Journal du Mali : Quels sont les objectifs de votre organisation ?

Hamidou Konaté : L’OMEL est née en 1996, avec 5 membres à ses débuts, et en compte aujourd’hui une vingtaine. Son objectif est de défendre les intérêts des acteurs du secteur, avec surtout la lutte contre la piraterie. On prend votre livre, on le multiplie, on le vend au marché Dibida et vous n’y pouvez rien… Deuxièmement, le combat portait sur le fait que les livres maliens soient utilisés dans les écoles maliennes. Cela est pratiquement un acquis aujourd’hui, mais à l’époque de la création de l’OMEL, ce n’était pas donné du tout. Nous sommes avec des populations aux revenus extrêmement faibles, donc c’est l’État qui achète les livres scolaires. Ne parlons pas des livres de littérature générale…

Dans un pays où la lecture n’est pas très développée, comment vivent vos entreprises ?

Grâce aux manuels scolaires, qui sont la vache à lait du secteur de l’édition au Mali. Ils nous permettent de réaliser des bénéfices et ceux-ci sont pour la plupart du temps réinvestis dans l’activité, pour payer de l’équipement, gérer les salaires, acquérir nos sièges, etc., mais aussi pour financer la littérature générale, qui rapporte moins. Mais il faut mette cela au passé maintenant, parce que, en dehors de quelques ONG qui font encore des commandes de livres, cela fait cinq ans que ce marché s’est tari. L’État ayant complètement cessé ses commandes, il est difficile de donner des chiffres pour les cinq dernières années. Mais, auparavant, c’est un marché qui s’élevait à plusieurs milliards de francs CFA pour ce qui concernait les livres scolaires et le matériel didactique.

* _Consignes_:
**1.** Recopiez mot pour mot le passage de l'entretien qui commence aux mots « Hamidou Konaté : L’OMEL » et se termine après les mots « vivent vos entreprises ? ».
**2.** D'après l'entretien, en quelle année l'OMEL a-t-elle été créée ?
**3.** Énumérez toutes les utilisations des bénéfices tirés des manuels scolaires que l'entretien cite explicitement.

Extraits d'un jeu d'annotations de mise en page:
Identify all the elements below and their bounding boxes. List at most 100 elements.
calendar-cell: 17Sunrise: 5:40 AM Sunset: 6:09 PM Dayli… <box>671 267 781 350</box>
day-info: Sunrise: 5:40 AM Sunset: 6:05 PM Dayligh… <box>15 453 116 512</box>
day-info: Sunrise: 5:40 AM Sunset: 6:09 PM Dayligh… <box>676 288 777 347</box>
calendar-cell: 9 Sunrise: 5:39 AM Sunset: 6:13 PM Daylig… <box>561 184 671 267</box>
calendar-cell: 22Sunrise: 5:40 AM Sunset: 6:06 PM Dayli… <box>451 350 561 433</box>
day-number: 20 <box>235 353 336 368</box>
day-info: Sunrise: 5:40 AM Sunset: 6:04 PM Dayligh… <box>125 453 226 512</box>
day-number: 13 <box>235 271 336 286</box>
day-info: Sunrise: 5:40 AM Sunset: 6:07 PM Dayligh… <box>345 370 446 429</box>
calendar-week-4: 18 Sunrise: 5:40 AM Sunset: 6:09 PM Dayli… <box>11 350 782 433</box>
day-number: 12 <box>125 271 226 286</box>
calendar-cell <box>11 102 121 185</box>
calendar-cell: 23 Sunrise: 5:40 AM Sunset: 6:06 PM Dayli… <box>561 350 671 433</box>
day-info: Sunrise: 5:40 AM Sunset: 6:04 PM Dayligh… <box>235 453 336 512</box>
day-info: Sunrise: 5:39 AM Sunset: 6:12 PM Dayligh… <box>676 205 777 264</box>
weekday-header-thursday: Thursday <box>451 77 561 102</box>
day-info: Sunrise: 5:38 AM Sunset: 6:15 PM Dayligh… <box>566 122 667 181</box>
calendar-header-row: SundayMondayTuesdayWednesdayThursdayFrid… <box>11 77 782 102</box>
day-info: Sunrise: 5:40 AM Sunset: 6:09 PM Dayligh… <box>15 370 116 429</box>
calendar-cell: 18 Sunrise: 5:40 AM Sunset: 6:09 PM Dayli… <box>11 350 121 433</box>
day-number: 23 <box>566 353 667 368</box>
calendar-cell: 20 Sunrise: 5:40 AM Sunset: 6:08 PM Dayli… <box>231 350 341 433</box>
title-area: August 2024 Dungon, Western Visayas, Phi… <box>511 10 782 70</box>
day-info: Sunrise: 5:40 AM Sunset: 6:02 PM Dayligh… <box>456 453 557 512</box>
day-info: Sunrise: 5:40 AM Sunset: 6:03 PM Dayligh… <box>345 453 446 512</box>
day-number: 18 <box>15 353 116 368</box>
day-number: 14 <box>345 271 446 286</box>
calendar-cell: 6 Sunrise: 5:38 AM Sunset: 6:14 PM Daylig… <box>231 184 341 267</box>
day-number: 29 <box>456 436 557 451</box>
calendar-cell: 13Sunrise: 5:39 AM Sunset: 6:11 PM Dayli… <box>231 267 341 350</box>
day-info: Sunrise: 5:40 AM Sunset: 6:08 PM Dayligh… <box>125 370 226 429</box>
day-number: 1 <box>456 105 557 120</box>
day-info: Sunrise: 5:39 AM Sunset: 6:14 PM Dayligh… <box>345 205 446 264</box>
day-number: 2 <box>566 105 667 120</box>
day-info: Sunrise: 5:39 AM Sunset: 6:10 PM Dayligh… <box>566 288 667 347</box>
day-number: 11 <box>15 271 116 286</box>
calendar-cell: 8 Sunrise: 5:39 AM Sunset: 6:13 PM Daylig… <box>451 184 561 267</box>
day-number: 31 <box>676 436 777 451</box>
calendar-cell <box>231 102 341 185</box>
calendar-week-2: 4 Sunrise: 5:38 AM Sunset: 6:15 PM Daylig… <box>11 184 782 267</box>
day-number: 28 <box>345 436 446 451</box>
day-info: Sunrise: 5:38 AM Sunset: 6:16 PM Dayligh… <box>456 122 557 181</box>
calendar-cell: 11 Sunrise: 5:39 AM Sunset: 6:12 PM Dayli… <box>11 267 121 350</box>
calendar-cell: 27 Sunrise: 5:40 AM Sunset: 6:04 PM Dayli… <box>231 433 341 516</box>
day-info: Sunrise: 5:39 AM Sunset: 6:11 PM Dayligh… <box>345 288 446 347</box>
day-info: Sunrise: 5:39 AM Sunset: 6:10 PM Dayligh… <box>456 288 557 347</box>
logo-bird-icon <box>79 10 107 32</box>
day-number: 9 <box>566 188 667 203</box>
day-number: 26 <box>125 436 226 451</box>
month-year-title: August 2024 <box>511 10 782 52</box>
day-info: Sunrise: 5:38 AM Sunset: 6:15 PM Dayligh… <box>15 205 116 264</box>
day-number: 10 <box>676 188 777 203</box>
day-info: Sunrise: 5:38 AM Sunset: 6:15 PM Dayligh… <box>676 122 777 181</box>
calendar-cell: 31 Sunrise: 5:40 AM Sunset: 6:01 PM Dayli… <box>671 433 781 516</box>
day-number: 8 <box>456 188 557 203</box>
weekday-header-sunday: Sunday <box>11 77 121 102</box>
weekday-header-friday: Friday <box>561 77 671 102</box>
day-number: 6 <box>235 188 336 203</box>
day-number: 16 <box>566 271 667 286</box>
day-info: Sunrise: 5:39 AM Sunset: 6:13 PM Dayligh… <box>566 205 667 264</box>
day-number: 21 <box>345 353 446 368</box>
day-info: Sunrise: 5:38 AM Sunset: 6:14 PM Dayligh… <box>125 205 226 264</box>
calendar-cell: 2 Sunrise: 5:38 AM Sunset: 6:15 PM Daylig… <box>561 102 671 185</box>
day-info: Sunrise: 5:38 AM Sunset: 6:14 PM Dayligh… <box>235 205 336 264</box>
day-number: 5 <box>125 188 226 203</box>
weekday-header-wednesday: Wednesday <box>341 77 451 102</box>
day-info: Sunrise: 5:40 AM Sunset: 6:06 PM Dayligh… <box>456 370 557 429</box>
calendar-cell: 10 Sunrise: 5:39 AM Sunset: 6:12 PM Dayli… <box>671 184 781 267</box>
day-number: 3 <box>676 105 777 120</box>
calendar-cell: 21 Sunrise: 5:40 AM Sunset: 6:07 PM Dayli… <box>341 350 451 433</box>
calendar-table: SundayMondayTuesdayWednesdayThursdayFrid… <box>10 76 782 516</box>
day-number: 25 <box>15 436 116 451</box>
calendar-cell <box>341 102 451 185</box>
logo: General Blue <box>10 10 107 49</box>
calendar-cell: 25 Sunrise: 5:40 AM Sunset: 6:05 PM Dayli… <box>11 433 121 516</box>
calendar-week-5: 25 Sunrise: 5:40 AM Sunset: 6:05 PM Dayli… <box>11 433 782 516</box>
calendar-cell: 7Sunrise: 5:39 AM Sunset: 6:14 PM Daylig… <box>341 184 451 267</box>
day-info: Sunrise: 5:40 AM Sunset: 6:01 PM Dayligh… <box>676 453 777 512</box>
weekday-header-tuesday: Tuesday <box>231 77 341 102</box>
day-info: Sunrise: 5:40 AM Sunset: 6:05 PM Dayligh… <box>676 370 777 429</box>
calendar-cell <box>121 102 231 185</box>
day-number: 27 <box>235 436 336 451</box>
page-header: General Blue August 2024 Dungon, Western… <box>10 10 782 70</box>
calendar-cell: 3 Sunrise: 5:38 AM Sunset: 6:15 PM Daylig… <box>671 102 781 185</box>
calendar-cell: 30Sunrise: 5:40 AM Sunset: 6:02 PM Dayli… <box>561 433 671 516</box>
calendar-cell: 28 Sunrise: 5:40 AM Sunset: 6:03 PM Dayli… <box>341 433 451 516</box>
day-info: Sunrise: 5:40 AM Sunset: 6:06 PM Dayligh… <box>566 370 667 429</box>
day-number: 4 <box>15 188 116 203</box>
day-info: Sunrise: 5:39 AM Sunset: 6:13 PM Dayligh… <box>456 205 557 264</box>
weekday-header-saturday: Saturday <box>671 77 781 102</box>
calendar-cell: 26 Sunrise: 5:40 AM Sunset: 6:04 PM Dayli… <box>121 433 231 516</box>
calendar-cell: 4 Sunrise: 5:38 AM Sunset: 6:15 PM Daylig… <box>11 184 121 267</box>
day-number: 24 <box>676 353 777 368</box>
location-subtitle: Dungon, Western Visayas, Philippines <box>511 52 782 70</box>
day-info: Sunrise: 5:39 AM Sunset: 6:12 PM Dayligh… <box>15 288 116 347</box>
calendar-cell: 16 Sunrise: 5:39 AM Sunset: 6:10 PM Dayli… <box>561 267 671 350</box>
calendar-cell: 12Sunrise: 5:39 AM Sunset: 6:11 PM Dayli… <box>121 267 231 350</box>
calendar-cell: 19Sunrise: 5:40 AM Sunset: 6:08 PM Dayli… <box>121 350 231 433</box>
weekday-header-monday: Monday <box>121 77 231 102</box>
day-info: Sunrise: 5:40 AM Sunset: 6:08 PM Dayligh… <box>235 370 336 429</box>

* _Réponses_:
**1.**
Hamidou Konaté : L’OMEL est née en 1996, avec 5 membres à ses débuts, et en compte aujourd’hui une vingtaine. Son objectif est de défendre les intérêts des acteurs du secteur, avec surtout la lutte contre la piraterie. On prend votre livre, on le multiplie, on le vend au marché Dibida et vous n’y pouvez rien… Deuxièmement, le combat portait sur le fait que les livres maliens soient utilisés dans les écoles maliennes. Cela est pratiquement un acquis aujourd’hui, mais à l’époque de la création de l’OMEL, ce n’était pas donné du tout. Nous sommes avec des populations aux revenus extrêmement faibles, donc c’est l’État qui achète les livres scolaires. Ne parlons pas des livres de littérature générale…

Dans un pays où la lecture n’est pas très développée, comment vivent vos entreprises ?

**2.** En 1996.

**3.**
- payer de l'équipement
- gérer les salaires
- acquérir les sièges
- financer la littérature générale